Recorded data:
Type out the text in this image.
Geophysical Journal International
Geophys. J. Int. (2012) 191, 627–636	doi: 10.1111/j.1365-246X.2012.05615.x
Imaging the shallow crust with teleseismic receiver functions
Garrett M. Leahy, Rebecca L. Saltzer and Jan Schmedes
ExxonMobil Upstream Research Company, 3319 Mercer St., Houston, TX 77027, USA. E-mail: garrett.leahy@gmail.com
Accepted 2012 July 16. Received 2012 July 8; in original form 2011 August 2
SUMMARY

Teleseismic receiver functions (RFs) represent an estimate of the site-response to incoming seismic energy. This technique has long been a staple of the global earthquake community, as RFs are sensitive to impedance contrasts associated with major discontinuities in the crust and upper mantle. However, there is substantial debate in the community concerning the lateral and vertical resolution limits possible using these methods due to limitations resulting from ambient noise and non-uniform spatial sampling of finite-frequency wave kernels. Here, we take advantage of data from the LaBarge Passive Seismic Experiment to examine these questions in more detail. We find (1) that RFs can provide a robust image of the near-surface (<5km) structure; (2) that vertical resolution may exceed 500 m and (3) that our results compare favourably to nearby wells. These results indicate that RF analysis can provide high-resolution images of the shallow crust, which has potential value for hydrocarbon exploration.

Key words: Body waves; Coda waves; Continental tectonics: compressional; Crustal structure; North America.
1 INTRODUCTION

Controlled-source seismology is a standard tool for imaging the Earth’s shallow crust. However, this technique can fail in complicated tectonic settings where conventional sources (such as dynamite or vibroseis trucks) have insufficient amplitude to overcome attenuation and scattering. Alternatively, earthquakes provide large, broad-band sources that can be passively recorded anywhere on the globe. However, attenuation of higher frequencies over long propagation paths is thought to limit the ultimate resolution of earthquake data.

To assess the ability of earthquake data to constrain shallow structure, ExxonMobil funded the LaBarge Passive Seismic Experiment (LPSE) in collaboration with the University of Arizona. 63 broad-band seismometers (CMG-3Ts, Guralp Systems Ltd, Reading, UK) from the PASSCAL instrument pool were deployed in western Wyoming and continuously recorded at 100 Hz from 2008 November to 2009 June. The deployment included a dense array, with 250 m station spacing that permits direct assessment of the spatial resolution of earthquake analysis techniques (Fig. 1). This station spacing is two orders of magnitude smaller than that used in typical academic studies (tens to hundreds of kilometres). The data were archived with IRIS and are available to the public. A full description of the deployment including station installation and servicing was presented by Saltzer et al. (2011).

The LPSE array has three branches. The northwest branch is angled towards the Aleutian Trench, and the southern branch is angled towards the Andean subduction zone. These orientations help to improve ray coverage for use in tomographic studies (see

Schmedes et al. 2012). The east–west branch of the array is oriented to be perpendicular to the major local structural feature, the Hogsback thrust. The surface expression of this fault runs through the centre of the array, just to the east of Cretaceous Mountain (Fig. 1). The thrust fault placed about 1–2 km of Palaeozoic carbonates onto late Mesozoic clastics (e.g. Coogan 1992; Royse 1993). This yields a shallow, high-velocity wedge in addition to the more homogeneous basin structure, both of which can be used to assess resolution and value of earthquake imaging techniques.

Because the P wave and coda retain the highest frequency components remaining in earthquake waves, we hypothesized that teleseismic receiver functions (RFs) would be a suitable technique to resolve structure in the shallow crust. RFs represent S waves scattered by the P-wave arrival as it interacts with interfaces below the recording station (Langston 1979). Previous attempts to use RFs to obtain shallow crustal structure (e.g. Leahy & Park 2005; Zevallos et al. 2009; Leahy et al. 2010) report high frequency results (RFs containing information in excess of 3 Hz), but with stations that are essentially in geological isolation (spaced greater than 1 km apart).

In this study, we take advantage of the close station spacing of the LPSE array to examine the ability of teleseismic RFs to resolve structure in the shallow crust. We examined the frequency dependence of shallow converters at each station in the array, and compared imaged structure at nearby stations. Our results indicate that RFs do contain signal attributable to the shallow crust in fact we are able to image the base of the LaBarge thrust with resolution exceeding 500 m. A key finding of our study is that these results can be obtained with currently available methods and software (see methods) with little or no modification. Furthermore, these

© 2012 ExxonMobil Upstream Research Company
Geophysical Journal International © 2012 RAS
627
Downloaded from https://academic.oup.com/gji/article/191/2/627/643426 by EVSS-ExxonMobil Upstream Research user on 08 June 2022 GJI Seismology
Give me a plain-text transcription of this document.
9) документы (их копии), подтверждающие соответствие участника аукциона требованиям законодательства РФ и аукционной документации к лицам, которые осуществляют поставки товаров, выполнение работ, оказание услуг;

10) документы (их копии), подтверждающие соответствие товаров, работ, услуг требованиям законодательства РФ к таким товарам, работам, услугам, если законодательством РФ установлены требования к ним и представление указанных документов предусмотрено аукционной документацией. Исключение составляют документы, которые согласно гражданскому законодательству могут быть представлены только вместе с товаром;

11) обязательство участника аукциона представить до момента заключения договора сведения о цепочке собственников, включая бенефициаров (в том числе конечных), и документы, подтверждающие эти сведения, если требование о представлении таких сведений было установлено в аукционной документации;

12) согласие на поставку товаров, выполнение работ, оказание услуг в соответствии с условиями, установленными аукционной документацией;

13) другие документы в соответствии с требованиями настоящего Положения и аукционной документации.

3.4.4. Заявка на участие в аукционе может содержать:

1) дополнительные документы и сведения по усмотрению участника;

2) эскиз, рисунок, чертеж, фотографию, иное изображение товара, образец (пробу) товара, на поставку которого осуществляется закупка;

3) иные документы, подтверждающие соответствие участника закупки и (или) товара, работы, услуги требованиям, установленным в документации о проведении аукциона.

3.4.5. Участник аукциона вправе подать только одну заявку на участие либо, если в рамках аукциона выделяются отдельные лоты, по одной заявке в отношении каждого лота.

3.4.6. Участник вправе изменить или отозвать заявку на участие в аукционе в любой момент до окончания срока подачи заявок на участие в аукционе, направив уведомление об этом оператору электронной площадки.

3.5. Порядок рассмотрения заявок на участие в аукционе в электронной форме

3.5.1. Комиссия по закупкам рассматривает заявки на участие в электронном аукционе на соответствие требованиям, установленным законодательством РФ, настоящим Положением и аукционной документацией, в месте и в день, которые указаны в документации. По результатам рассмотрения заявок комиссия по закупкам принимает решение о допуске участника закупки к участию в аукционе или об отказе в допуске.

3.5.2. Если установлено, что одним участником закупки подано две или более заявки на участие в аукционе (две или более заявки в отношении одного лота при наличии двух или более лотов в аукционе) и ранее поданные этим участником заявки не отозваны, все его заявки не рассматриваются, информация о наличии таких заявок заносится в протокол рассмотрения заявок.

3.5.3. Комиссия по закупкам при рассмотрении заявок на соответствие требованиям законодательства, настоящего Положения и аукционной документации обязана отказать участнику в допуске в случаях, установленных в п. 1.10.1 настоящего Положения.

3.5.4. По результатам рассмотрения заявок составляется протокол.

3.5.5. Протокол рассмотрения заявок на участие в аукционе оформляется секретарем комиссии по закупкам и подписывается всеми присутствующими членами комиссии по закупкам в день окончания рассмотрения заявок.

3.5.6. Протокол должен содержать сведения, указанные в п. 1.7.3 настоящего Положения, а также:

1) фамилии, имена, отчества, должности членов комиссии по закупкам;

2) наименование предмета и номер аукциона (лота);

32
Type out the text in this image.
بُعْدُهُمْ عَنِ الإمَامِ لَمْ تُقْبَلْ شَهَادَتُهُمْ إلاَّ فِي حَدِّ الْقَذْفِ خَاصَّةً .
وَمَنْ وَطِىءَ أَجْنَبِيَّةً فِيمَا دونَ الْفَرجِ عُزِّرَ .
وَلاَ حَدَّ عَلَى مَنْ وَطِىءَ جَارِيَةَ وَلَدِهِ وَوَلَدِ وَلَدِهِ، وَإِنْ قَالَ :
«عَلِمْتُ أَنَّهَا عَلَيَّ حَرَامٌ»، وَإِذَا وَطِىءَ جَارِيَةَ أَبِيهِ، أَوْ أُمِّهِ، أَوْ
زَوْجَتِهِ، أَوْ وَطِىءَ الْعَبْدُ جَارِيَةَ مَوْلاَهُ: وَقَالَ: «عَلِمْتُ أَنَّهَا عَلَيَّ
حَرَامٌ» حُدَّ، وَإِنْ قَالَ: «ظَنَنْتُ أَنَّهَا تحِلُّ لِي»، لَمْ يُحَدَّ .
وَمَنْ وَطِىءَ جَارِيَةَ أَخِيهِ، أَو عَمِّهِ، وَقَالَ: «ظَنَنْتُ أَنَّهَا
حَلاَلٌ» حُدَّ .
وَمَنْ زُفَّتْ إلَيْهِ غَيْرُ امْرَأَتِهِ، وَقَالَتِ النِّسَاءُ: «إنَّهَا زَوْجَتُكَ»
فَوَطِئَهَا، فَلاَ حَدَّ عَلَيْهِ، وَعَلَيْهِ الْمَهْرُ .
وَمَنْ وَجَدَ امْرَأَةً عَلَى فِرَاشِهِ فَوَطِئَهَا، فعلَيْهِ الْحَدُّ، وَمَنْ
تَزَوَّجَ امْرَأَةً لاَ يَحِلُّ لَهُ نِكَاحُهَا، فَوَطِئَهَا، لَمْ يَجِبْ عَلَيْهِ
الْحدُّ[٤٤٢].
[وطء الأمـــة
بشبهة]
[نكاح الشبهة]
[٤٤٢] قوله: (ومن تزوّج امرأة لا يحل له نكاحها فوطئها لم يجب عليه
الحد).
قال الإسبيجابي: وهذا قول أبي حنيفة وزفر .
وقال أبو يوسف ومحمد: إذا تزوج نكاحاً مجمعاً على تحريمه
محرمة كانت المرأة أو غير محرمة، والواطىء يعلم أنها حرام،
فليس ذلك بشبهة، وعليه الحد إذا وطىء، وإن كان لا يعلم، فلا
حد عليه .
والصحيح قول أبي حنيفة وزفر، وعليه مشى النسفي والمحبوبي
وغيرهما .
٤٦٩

### Problem to work on:
Read through the entries and copy each line in which "комиссии" appears.

### Written solution:
3.5.5. Протокол рассмотрения заявок на участие в аукционе оформляется секретарем комиссии по закупкам и подписывается всеми присутствующими членами комиссии по закупкам в день окончания рассмотрения заявок.
1) фамилии, имена, отчества, должности членов комиссии по закупкам;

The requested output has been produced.